▶ **WORK INSTRUCTIONS**: Collect all lines from the records below that include the word "here".

(Data records)
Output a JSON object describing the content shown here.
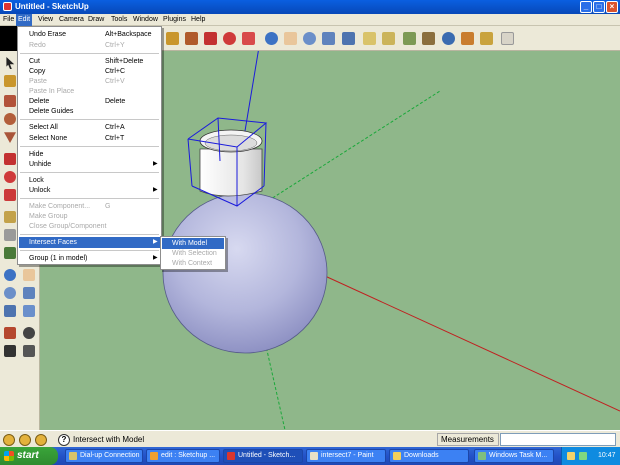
{
  "window": {
    "title": "Untitled - SketchUp"
  },
  "menubar": [
    "File",
    "Edit",
    "View",
    "Camera",
    "Draw",
    "Tools",
    "Window",
    "Plugins",
    "Help"
  ],
  "edit_menu": {
    "items": [
      {
        "label": "Undo Erase",
        "shortcut": "Alt+Backspace",
        "disabled": false
      },
      {
        "label": "Redo",
        "shortcut": "Ctrl+Y",
        "disabled": true
      },
      {
        "label": "Cut",
        "shortcut": "Shift+Delete",
        "disabled": false
      },
      {
        "label": "Copy",
        "shortcut": "Ctrl+C",
        "disabled": false
      },
      {
        "label": "Paste",
        "shortcut": "Ctrl+V",
        "disabled": true
      },
      {
        "label": "Paste In Place",
        "shortcut": "",
        "disabled": true
      },
      {
        "label": "Delete",
        "shortcut": "Delete",
        "disabled": false
      },
      {
        "label": "Delete Guides",
        "shortcut": "",
        "disabled": false
      },
      {
        "label": "Select All",
        "shortcut": "Ctrl+A",
        "disabled": false
      },
      {
        "label": "Select None",
        "shortcut": "Ctrl+T",
        "disabled": false
      },
      {
        "label": "Hide",
        "shortcut": "",
        "disabled": false
      },
      {
        "label": "Unhide",
        "shortcut": "",
        "disabled": false,
        "submenu": true
      },
      {
        "label": "Lock",
        "shortcut": "",
        "disabled": false
      },
      {
        "label": "Unlock",
        "shortcut": "",
        "disabled": false,
        "submenu": true
      },
      {
        "label": "Make Component...",
        "shortcut": "G",
        "disabled": true
      },
      {
        "label": "Make Group",
        "shortcut": "",
        "disabled": true
      },
      {
        "label": "Close Group/Component",
        "shortcut": "",
        "disabled": true
      },
      {
        "label": "Intersect Faces",
        "shortcut": "",
        "disabled": false,
        "submenu": true,
        "highlighted": true
      },
      {
        "label": "Group (1 in model)",
        "shortcut": "",
        "disabled": false,
        "submenu": true
      }
    ]
  },
  "intersect_submenu": {
    "items": [
      {
        "label": "With Model",
        "disabled": false,
        "highlighted": true
      },
      {
        "label": "With Selection",
        "disabled": true
      },
      {
        "label": "With Context",
        "disabled": true
      }
    ]
  },
  "status": {
    "text": "Intersect with Model",
    "measurements_label": "Measurements",
    "measurements_value": ""
  },
  "taskbar": {
    "start_label": "start",
    "tasks": [
      {
        "label": "Dial-up Connection",
        "icon": "network-icon",
        "color": "#d8c36a",
        "active": false
      },
      {
        "label": "edit : Sketchup ...",
        "icon": "browser-icon",
        "color": "#f0a030",
        "active": false
      },
      {
        "label": "Untitled - Sketch...",
        "icon": "sketchup-icon",
        "color": "#d9362f",
        "active": true
      },
      {
        "label": "intersect7 - Paint",
        "icon": "paint-icon",
        "color": "#e9e0c6",
        "active": false
      },
      {
        "label": "Downloads",
        "icon": "folder-icon",
        "color": "#f1cf5c",
        "active": false
      },
      {
        "label": "Windows Task M...",
        "icon": "task-manager-icon",
        "color": "#7fbf7f",
        "active": false
      }
    ],
    "clock": "10:47"
  },
  "colors": {
    "viewport_bg": "#8fb78a",
    "selection_blue": "#1a1adc",
    "menu_highlight": "#316ac5"
  }
}
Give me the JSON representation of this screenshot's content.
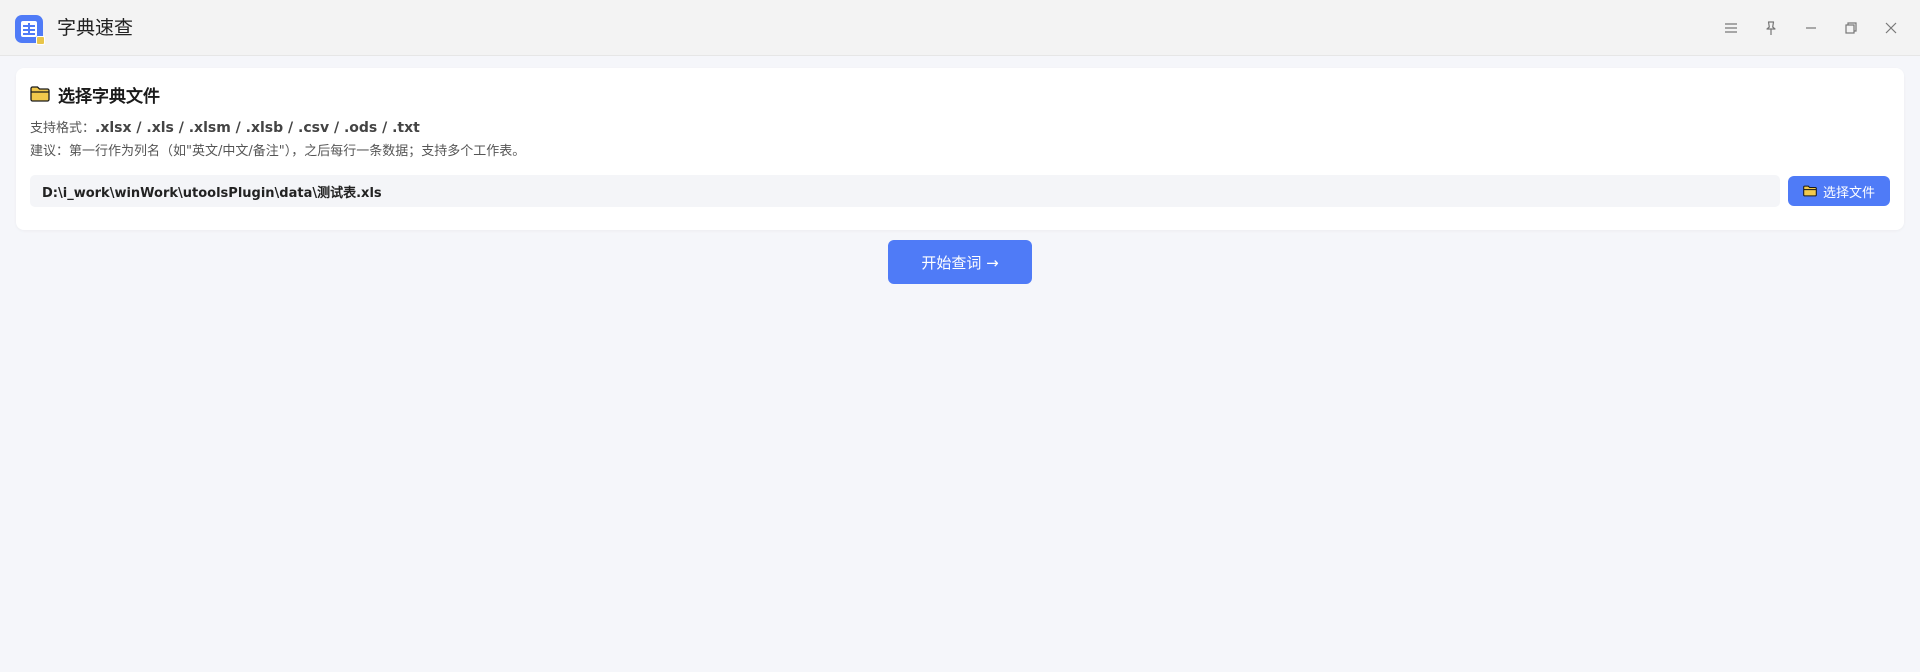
{
  "window": {
    "title": "字典速查",
    "controls": [
      "menu-icon",
      "pin-icon",
      "minimize-icon",
      "restore-icon",
      "close-icon"
    ]
  },
  "card": {
    "title": "选择字典文件",
    "formats_label": "支持格式：",
    "formats_value": ".xlsx / .xls / .xlsm / .xlsb / .csv / .ods / .txt",
    "hint": "建议：第一行作为列名（如\"英文/中文/备注\"），之后每行一条数据；支持多个工作表。",
    "file_path": "D:\\i_work\\winWork\\utoolsPlugin\\data\\测试表.xls",
    "pick_button": "选择文件"
  },
  "start_button": "开始查词 →",
  "colors": {
    "accent": "#4f7bf7",
    "background": "#f5f6fa",
    "folder": "#f2c94c"
  }
}
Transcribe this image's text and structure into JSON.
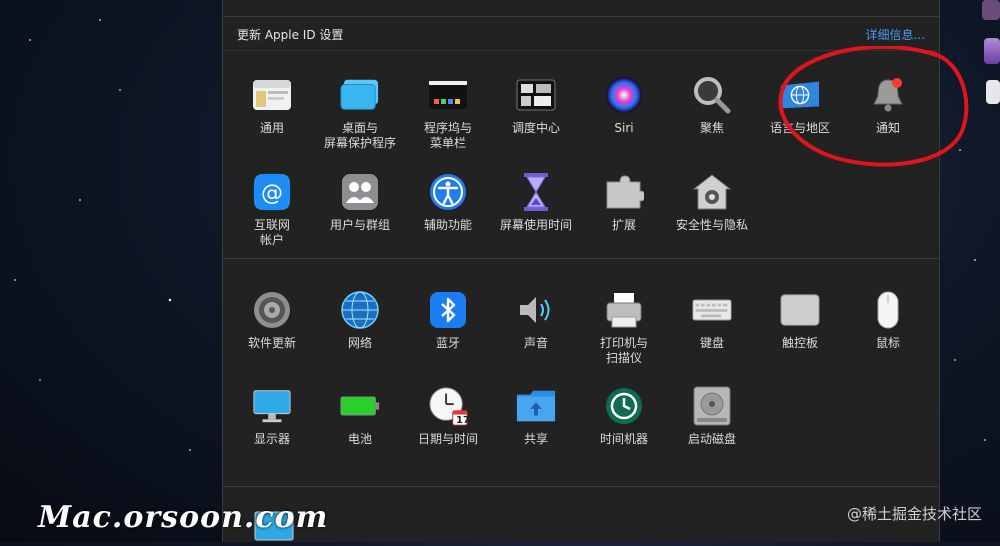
{
  "banner": {
    "text": "更新 Apple ID 设置",
    "link": "详细信息..."
  },
  "section1": {
    "row1": [
      {
        "label": "通用",
        "icon": "general-icon"
      },
      {
        "label": "桌面与\n屏幕保护程序",
        "icon": "desktop-screensaver-icon"
      },
      {
        "label": "程序坞与\n菜单栏",
        "icon": "dock-menubar-icon"
      },
      {
        "label": "调度中心",
        "icon": "mission-control-icon"
      },
      {
        "label": "Siri",
        "icon": "siri-icon"
      },
      {
        "label": "聚焦",
        "icon": "spotlight-icon"
      },
      {
        "label": "语言与地区",
        "icon": "language-region-icon"
      },
      {
        "label": "通知",
        "icon": "notifications-icon"
      }
    ],
    "row2": [
      {
        "label": "互联网\n帐户",
        "icon": "internet-accounts-icon"
      },
      {
        "label": "用户与群组",
        "icon": "users-groups-icon"
      },
      {
        "label": "辅助功能",
        "icon": "accessibility-icon"
      },
      {
        "label": "屏幕使用时间",
        "icon": "screen-time-icon"
      },
      {
        "label": "扩展",
        "icon": "extensions-icon"
      },
      {
        "label": "安全性与隐私",
        "icon": "security-privacy-icon"
      }
    ]
  },
  "section2": {
    "row1": [
      {
        "label": "软件更新",
        "icon": "software-update-icon"
      },
      {
        "label": "网络",
        "icon": "network-icon"
      },
      {
        "label": "蓝牙",
        "icon": "bluetooth-icon"
      },
      {
        "label": "声音",
        "icon": "sound-icon"
      },
      {
        "label": "打印机与\n扫描仪",
        "icon": "printers-scanners-icon"
      },
      {
        "label": "键盘",
        "icon": "keyboard-icon"
      },
      {
        "label": "触控板",
        "icon": "trackpad-icon"
      },
      {
        "label": "鼠标",
        "icon": "mouse-icon"
      }
    ],
    "row2": [
      {
        "label": "显示器",
        "icon": "displays-icon"
      },
      {
        "label": "电池",
        "icon": "battery-icon"
      },
      {
        "label": "日期与时间",
        "icon": "date-time-icon"
      },
      {
        "label": "共享",
        "icon": "sharing-icon"
      },
      {
        "label": "时间机器",
        "icon": "time-machine-icon"
      },
      {
        "label": "启动磁盘",
        "icon": "startup-disk-icon"
      }
    ]
  },
  "date_icon_day": "17",
  "watermark_left": "Mac.orsoon.com",
  "watermark_right": "@稀土掘金技术社区",
  "colors": {
    "panel": "#222223",
    "link": "#4a9cf5",
    "highlight_ring": "#e0141e"
  }
}
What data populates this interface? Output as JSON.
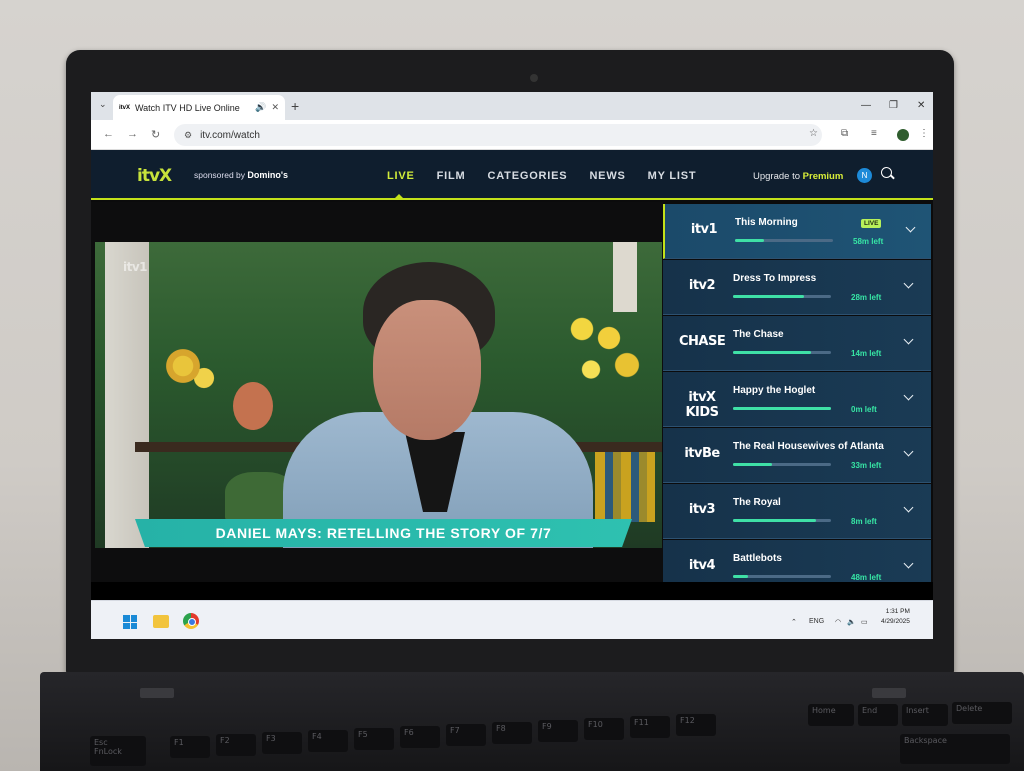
{
  "browser": {
    "tab_title": "Watch ITV HD Live Online",
    "tab_favicon": "itvX",
    "url": "itv.com/watch"
  },
  "itvx": {
    "logo": "itvX",
    "sponsor_prefix": "sponsored by",
    "sponsor_name": "Domino's",
    "nav": [
      "LIVE",
      "FILM",
      "CATEGORIES",
      "NEWS",
      "MY LIST"
    ],
    "active_nav": "LIVE",
    "upgrade_prefix": "Upgrade to",
    "upgrade_highlight": "Premium",
    "user_initial": "N",
    "accent_color": "#c3e21a"
  },
  "player": {
    "watermark": "itv1",
    "lower_third": "DANIEL MAYS: RETELLING THE STORY OF 7/7"
  },
  "channels": [
    {
      "logo": "itv1",
      "title": "This Morning",
      "time_left": "58m left",
      "progress": 0.3,
      "live_badge": "LIVE",
      "selected": true
    },
    {
      "logo": "itv2",
      "title": "Dress To Impress",
      "time_left": "28m left",
      "progress": 0.72
    },
    {
      "logo": "CHASE",
      "title": "The Chase",
      "time_left": "14m left",
      "progress": 0.8
    },
    {
      "logo": "itvX KIDS",
      "title": "Happy the Hoglet",
      "time_left": "0m left",
      "progress": 1.0
    },
    {
      "logo": "itvBe",
      "title": "The Real Housewives of Atlanta",
      "time_left": "33m left",
      "progress": 0.4
    },
    {
      "logo": "itv3",
      "title": "The Royal",
      "time_left": "8m left",
      "progress": 0.85
    },
    {
      "logo": "itv4",
      "title": "Battlebots",
      "time_left": "48m left",
      "progress": 0.15
    }
  ],
  "taskbar": {
    "lang": "ENG",
    "time": "1:31 PM",
    "date": "4/29/2025"
  },
  "keyboard": {
    "esc": "Esc",
    "fnlock": "FnLock",
    "fkeys": [
      "F1",
      "F2",
      "F3",
      "F4",
      "F5",
      "F6",
      "F7",
      "F8",
      "F9",
      "F10",
      "F11",
      "F12"
    ],
    "home": "Home",
    "end": "End",
    "insert": "Insert",
    "delete": "Delete",
    "backspace": "Backspace"
  }
}
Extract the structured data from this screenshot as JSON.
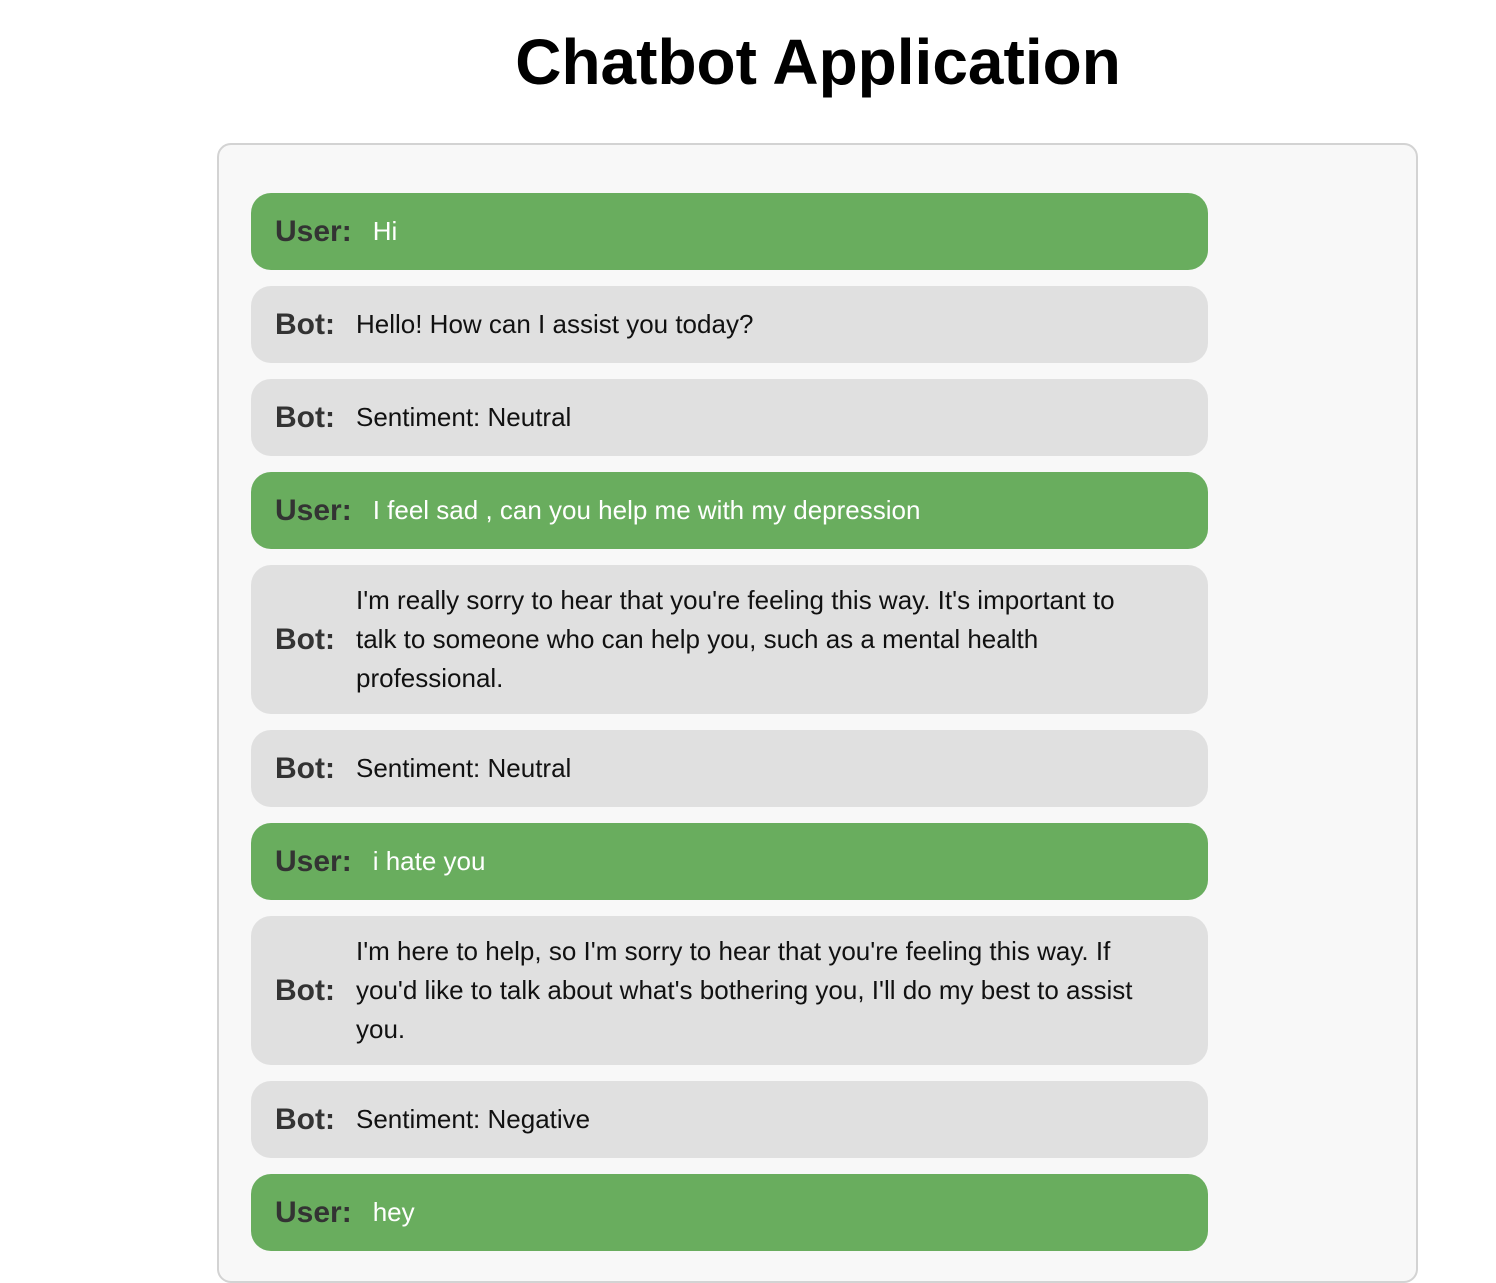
{
  "page": {
    "title": "Chatbot Application"
  },
  "colors": {
    "user_bubble": "#69ad5e",
    "bot_bubble": "#e0e0e0",
    "container_bg": "#f8f8f8"
  },
  "messages": [
    {
      "sender": "User:",
      "role": "user",
      "text": "Hi"
    },
    {
      "sender": "Bot:",
      "role": "bot",
      "text": "Hello! How can I assist you today?"
    },
    {
      "sender": "Bot:",
      "role": "bot",
      "text": "Sentiment: Neutral"
    },
    {
      "sender": "User:",
      "role": "user",
      "text": "I feel sad , can you help me with my depression"
    },
    {
      "sender": "Bot:",
      "role": "bot",
      "text": "I'm really sorry to hear that you're feeling this way. It's important to talk to someone who can help you, such as a mental health professional."
    },
    {
      "sender": "Bot:",
      "role": "bot",
      "text": "Sentiment: Neutral"
    },
    {
      "sender": "User:",
      "role": "user",
      "text": "i hate you"
    },
    {
      "sender": "Bot:",
      "role": "bot",
      "text": "I'm here to help, so I'm sorry to hear that you're feeling this way. If you'd like to talk about what's bothering you, I'll do my best to assist you."
    },
    {
      "sender": "Bot:",
      "role": "bot",
      "text": "Sentiment: Negative"
    },
    {
      "sender": "User:",
      "role": "user",
      "text": "hey"
    }
  ]
}
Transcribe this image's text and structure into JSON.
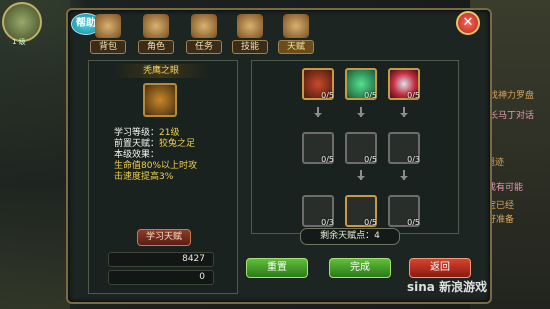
{
  "header": {
    "help_label": "帮助",
    "close_icon": "close-icon"
  },
  "tabs": [
    {
      "label": "背包",
      "icon": "backpack-icon"
    },
    {
      "label": "角色",
      "icon": "helmet-icon"
    },
    {
      "label": "任务",
      "icon": "scroll-icon"
    },
    {
      "label": "技能",
      "icon": "sword-icon"
    },
    {
      "label": "天赋",
      "icon": "talent-icon",
      "active": true
    }
  ],
  "detail": {
    "title": "秃鹰之眼",
    "learn_level_key": "学习等级：",
    "learn_level_val": "21级",
    "prereq_key": "前置天赋：",
    "prereq_val": "狡兔之足",
    "effect_label": "本级效果：",
    "effect_line1": "生命值80%以上时攻",
    "effect_line2": "击速度提高3%",
    "learn_button": "学习天赋"
  },
  "resources": {
    "gold": "8427",
    "diamond": "0"
  },
  "tree": {
    "rows": [
      [
        {
          "count": "0/5",
          "lit": true
        },
        {
          "count": "0/5",
          "lit": true
        },
        {
          "count": "0/5",
          "lit": true
        }
      ],
      [
        {
          "count": "0/5",
          "lit": false
        },
        {
          "count": "0/5",
          "lit": false
        },
        {
          "count": "0/3",
          "lit": false
        }
      ],
      [
        {
          "count": "0/3",
          "lit": false
        },
        {
          "count": "0/5",
          "lit": true
        },
        {
          "count": "0/5",
          "lit": false
        }
      ]
    ],
    "remaining": "剩余天赋点：4"
  },
  "buttons": {
    "reset": "重置",
    "done": "完成",
    "back": "返回"
  },
  "side": {
    "level": "1 级",
    "r1": "寻找神力罗盘",
    "r2": "村长马丁对话",
    "r3": "遗迹",
    "r4": "合成有可能",
    "r5": "宝宝已经",
    "r6": "做好准备"
  },
  "watermark": "sina 新浪游戏"
}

▶ **REPLY TO THE EXERCISE**:
Output a JSON object describing the content shown here.
      "text": "I'm here to help, so I'm sorry to hear that you're feeling this way. If you'd like to talk about what's bothering you, I'll do my best to assist you."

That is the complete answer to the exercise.